Copy the data exactly as it appears, and do not include any pictures.

>> START

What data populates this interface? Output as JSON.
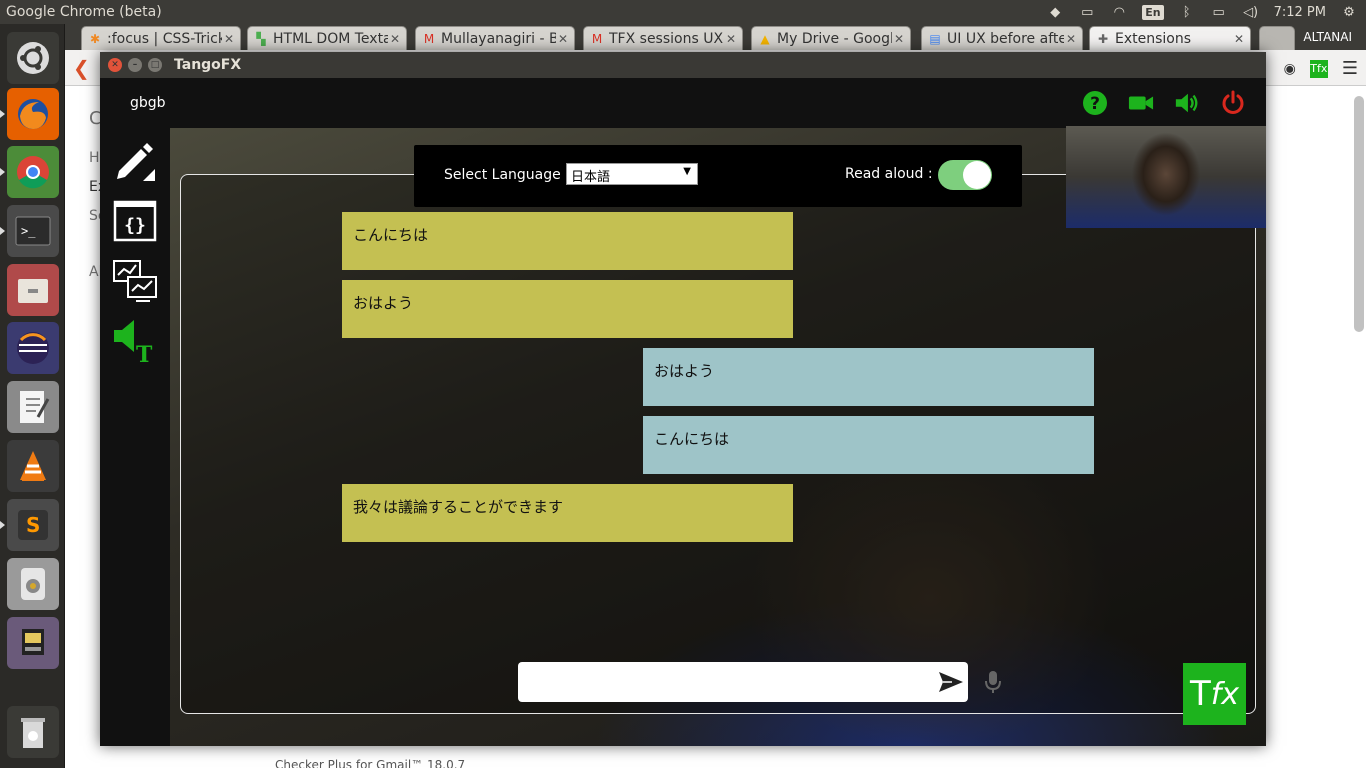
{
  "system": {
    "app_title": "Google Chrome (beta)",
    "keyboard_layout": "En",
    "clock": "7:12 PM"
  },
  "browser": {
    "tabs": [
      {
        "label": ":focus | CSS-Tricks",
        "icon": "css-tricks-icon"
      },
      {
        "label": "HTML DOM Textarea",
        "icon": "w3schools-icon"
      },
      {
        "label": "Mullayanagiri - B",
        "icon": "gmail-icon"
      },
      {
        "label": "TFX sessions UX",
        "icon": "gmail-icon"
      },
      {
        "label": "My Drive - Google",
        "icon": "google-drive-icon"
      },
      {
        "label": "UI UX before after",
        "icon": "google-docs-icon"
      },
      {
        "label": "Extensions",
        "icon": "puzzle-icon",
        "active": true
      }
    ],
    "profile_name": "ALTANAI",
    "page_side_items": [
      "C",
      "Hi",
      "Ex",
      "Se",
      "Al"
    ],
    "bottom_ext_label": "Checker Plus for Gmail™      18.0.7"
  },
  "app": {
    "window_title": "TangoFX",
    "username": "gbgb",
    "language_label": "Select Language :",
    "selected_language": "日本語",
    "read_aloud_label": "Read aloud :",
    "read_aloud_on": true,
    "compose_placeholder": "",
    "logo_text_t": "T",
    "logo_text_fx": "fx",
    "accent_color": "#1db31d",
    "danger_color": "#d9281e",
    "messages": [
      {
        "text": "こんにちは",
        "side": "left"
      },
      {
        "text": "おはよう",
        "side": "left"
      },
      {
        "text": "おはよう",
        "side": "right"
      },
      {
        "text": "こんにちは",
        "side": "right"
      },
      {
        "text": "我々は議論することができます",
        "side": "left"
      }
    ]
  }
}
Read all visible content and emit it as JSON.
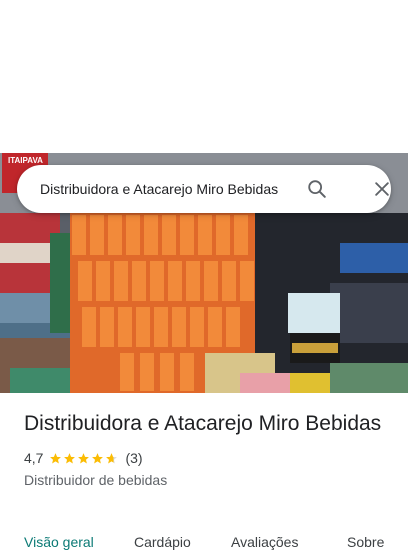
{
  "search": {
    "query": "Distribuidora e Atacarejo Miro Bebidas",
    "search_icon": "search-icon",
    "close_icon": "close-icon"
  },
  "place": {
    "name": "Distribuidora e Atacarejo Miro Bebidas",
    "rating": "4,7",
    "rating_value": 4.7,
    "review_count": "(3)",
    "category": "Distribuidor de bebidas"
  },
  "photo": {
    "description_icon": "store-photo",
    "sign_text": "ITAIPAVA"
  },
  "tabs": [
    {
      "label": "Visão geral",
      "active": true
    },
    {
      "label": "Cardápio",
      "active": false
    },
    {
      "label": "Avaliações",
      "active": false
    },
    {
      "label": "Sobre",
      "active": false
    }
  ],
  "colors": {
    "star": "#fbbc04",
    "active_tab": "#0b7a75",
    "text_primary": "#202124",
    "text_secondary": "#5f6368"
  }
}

>> END

**SOLUTION FOR THIS TASK**.
What data populates this interface? Output as JSON.
{
  "system": {
    "app_title": "Google Chrome (beta)",
    "keyboard_layout": "En",
    "clock": "7:12 PM"
  },
  "browser": {
    "tabs": [
      {
        "label": ":focus | CSS-Tricks",
        "icon": "css-tricks-icon"
      },
      {
        "label": "HTML DOM Textarea",
        "icon": "w3schools-icon"
      },
      {
        "label": "Mullayanagiri - B",
        "icon": "gmail-icon"
      },
      {
        "label": "TFX sessions UX",
        "icon": "gmail-icon"
      },
      {
        "label": "My Drive - Google",
        "icon": "google-drive-icon"
      },
      {
        "label": "UI UX before after",
        "icon": "google-docs-icon"
      },
      {
        "label": "Extensions",
        "icon": "puzzle-icon",
        "active": true
      }
    ],
    "profile_name": "ALTANAI",
    "page_side_items": [
      "C",
      "Hi",
      "Ex",
      "Se",
      "Al"
    ],
    "bottom_ext_label": "Checker Plus for Gmail™      18.0.7"
  },
  "app": {
    "window_title": "TangoFX",
    "username": "gbgb",
    "language_label": "Select Language :",
    "selected_language": "日本語",
    "read_aloud_label": "Read aloud :",
    "read_aloud_on": true,
    "compose_placeholder": "",
    "logo_text_t": "T",
    "logo_text_fx": "fx",
    "accent_color": "#1db31d",
    "danger_color": "#d9281e",
    "messages": [
      {
        "text": "こんにちは",
        "side": "left"
      },
      {
        "text": "おはよう",
        "side": "left"
      },
      {
        "text": "おはよう",
        "side": "right"
      },
      {
        "text": "こんにちは",
        "side": "right"
      },
      {
        "text": "我々は議論することができます",
        "side": "left"
      }
    ]
  }
}
Read all visible content and emit it as JSON.
{
  "search": {
    "query": "Distribuidora e Atacarejo Miro Bebidas",
    "search_icon": "search-icon",
    "close_icon": "close-icon"
  },
  "place": {
    "name": "Distribuidora e Atacarejo Miro Bebidas",
    "rating": "4,7",
    "rating_value": 4.7,
    "review_count": "(3)",
    "category": "Distribuidor de bebidas"
  },
  "photo": {
    "description_icon": "store-photo",
    "sign_text": "ITAIPAVA"
  },
  "tabs": [
    {
      "label": "Visão geral",
      "active": true
    },
    {
      "label": "Cardápio",
      "active": false
    },
    {
      "label": "Avaliações",
      "active": false
    },
    {
      "label": "Sobre",
      "active": false
    }
  ],
  "colors": {
    "star": "#fbbc04",
    "active_tab": "#0b7a75",
    "text_primary": "#202124",
    "text_secondary": "#5f6368"
  }
}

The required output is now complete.